| Data to process |
########################################
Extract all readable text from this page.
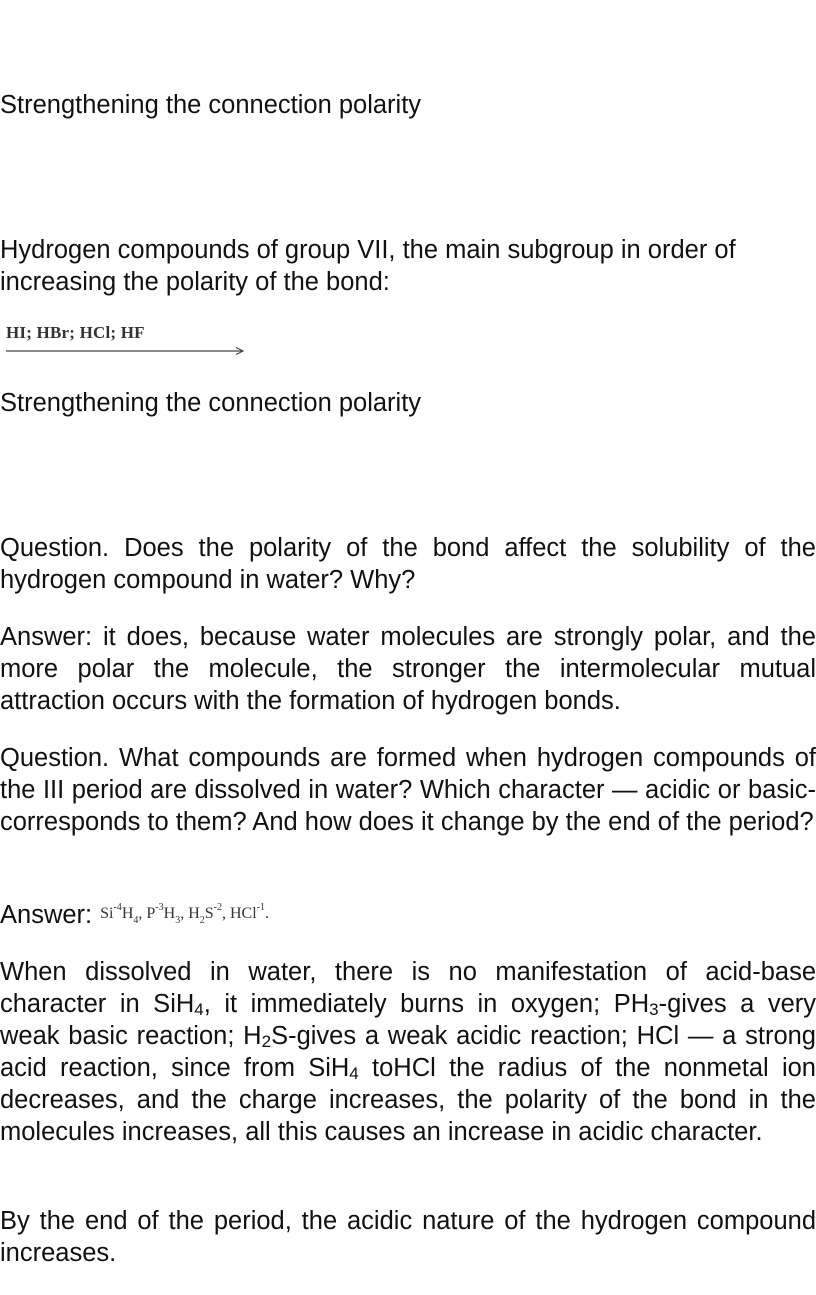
Strengthening the connection polarity

Hydrogen compounds of group VII, the main subgroup in order of increasing the polarity of the bond:

HI; HBr; HCl; HF

Strengthening the connection polarity

Question. Does the polarity of the bond affect the solubility of the hydrogen compound in water? Why?

Answer: it does, because water molecules are strongly polar, and the more polar the molecule, the stronger the intermolecular mutual attraction occurs with the formation of hydrogen bonds.

Question. What compounds are formed when hydrogen compounds of the III period are dissolved in water? Which character — acidic or basic-corresponds to them? And how does it change by the end of the period?

Answer: $Si^{-4}H_4$, $P^{-3}H_3$, $H_2S^{-2}$, HCl$^{-1}$.

When dissolved in water, there is no manifestation of acid-base character in SiH4, it immediately burns in oxygen; PH3-gives a very weak basic reaction; H2S-gives a weak acidic reaction; HCl — a strong acid reaction, since from SiH4 toHCl the radius of the nonmetal ion decreases, and the charge increases, the polarity of the bond in the molecules increases, all this causes an increase in acidic character.

By the end of the period, the acidic nature of the hydrogen compound increases.
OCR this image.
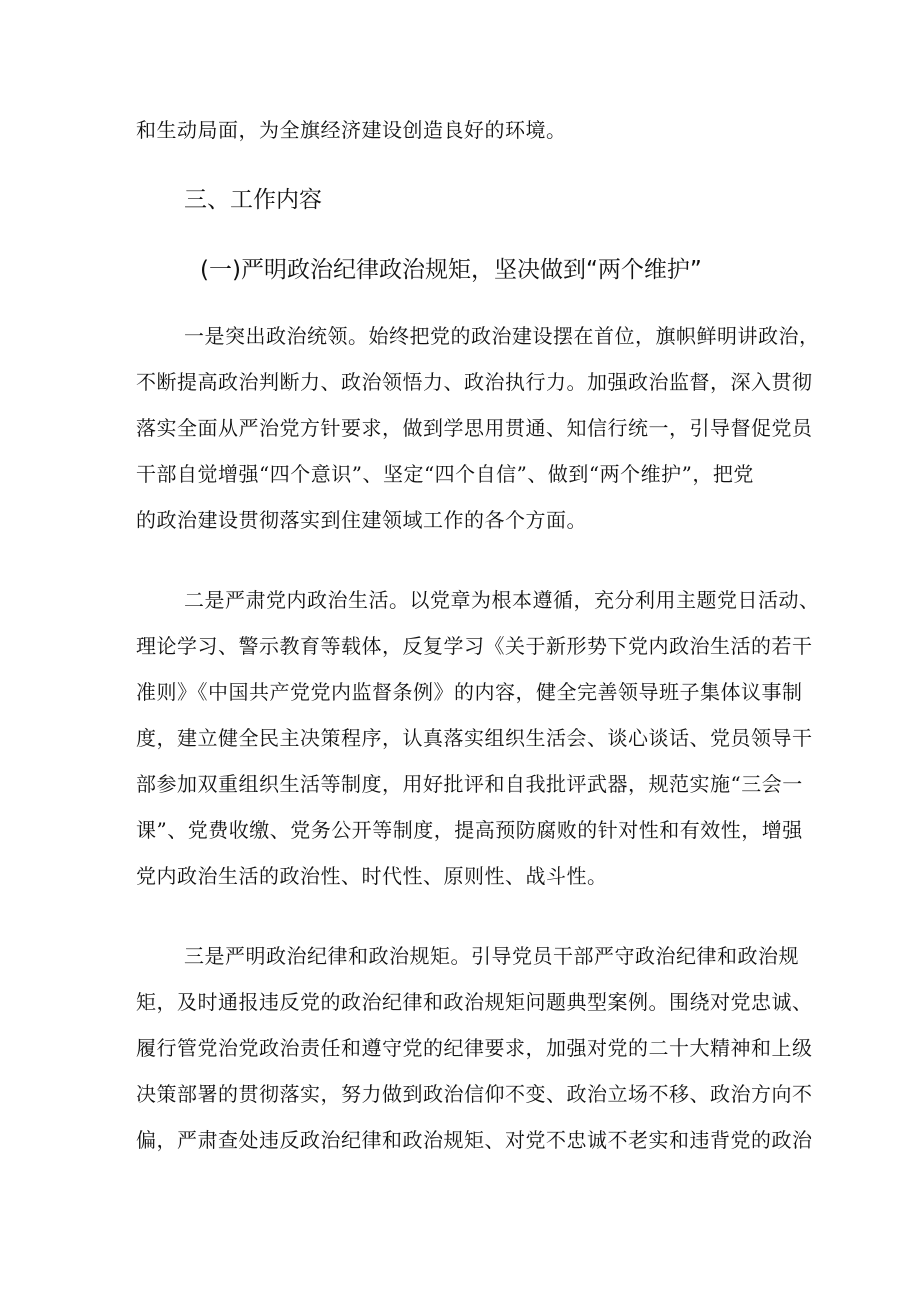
和生动局面，为全旗经济建设创造良好的环境。
三、工作内容
(一)严明政治纪律政治规矩，坚决做到“两个维护”
一是突出政治统领。始终把党的政治建设摆在首位，旗帜鲜明讲政治，
不断提高政治判断力、政治领悟力、政治执行力。加强政治监督，深入贯彻
落实全面从严治党方针要求，做到学思用贯通、知信行统一，引导督促党员
干部自觉增强“四个意识”、坚定“四个自信”、做到“两个维护”，把党
的政治建设贯彻落实到住建领域工作的各个方面。
二是严肃党内政治生活。以党章为根本遵循，充分利用主题党日活动、
理论学习、警示教育等载体，反复学习《关于新形势下党内政治生活的若干
准则》《中国共产党党内监督条例》的内容，健全完善领导班子集体议事制
度，建立健全民主决策程序，认真落实组织生活会、谈心谈话、党员领导干
部参加双重组织生活等制度，用好批评和自我批评武器，规范实施“三会一
课”、党费收缴、党务公开等制度，提高预防腐败的针对性和有效性，增强
党内政治生活的政治性、时代性、原则性、战斗性。
三是严明政治纪律和政治规矩。引导党员干部严守政治纪律和政治规
矩，及时通报违反党的政治纪律和政治规矩问题典型案例。围绕对党忠诚、
履行管党治党政治责任和遵守党的纪律要求，加强对党的二十大精神和上级
决策部署的贯彻落实，努力做到政治信仰不变、政治立场不移、政治方向不
偏，严肃查处违反政治纪律和政治规矩、对党不忠诚不老实和违背党的政治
########################################
| Required work |
Transcribe the records above exactly, omitting every picture they contain.

| Complete answer |
Extract all readable text from this page.
Strengthening the connection polarity

Hydrogen compounds of group VII, the main subgroup in order of increasing the polarity of the bond:

HI; HBr; HCl; HF

Strengthening the connection polarity

Question. Does the polarity of the bond affect the solubility of the hydrogen compound in water? Why?

Answer: it does, because water molecules are strongly polar, and the more polar the molecule, the stronger the intermolecular mutual attraction occurs with the formation of hydrogen bonds.

Question. What compounds are formed when hydrogen compounds of the III period are dissolved in water? Which character — acidic or basic-corresponds to them? And how does it change by the end of the period?

Answer: $Si^{-4}H_4$, $P^{-3}H_3$, $H_2S^{-2}$, HCl$^{-1}$.

When dissolved in water, there is no manifestation of acid-base character in SiH4, it immediately burns in oxygen; PH3-gives a very weak basic reaction; H2S-gives a weak acidic reaction; HCl — a strong acid reaction, since from SiH4 toHCl the radius of the nonmetal ion decreases, and the charge increases, the polarity of the bond in the molecules increases, all this causes an increase in acidic character.

By the end of the period, the acidic nature of the hydrogen compound increases.
OCR this image.
和生动局面，为全旗经济建设创造良好的环境。
三、工作内容
(一)严明政治纪律政治规矩，坚决做到“两个维护”
一是突出政治统领。始终把党的政治建设摆在首位，旗帜鲜明讲政治，
不断提高政治判断力、政治领悟力、政治执行力。加强政治监督，深入贯彻
落实全面从严治党方针要求，做到学思用贯通、知信行统一，引导督促党员
干部自觉增强“四个意识”、坚定“四个自信”、做到“两个维护”，把党
的政治建设贯彻落实到住建领域工作的各个方面。
二是严肃党内政治生活。以党章为根本遵循，充分利用主题党日活动、
理论学习、警示教育等载体，反复学习《关于新形势下党内政治生活的若干
准则》《中国共产党党内监督条例》的内容，健全完善领导班子集体议事制
度，建立健全民主决策程序，认真落实组织生活会、谈心谈话、党员领导干
部参加双重组织生活等制度，用好批评和自我批评武器，规范实施“三会一
课”、党费收缴、党务公开等制度，提高预防腐败的针对性和有效性，增强
党内政治生活的政治性、时代性、原则性、战斗性。
三是严明政治纪律和政治规矩。引导党员干部严守政治纪律和政治规
矩，及时通报违反党的政治纪律和政治规矩问题典型案例。围绕对党忠诚、
履行管党治党政治责任和遵守党的纪律要求，加强对党的二十大精神和上级
决策部署的贯彻落实，努力做到政治信仰不变、政治立场不移、政治方向不
偏，严肃查处违反政治纪律和政治规矩、对党不忠诚不老实和违背党的政治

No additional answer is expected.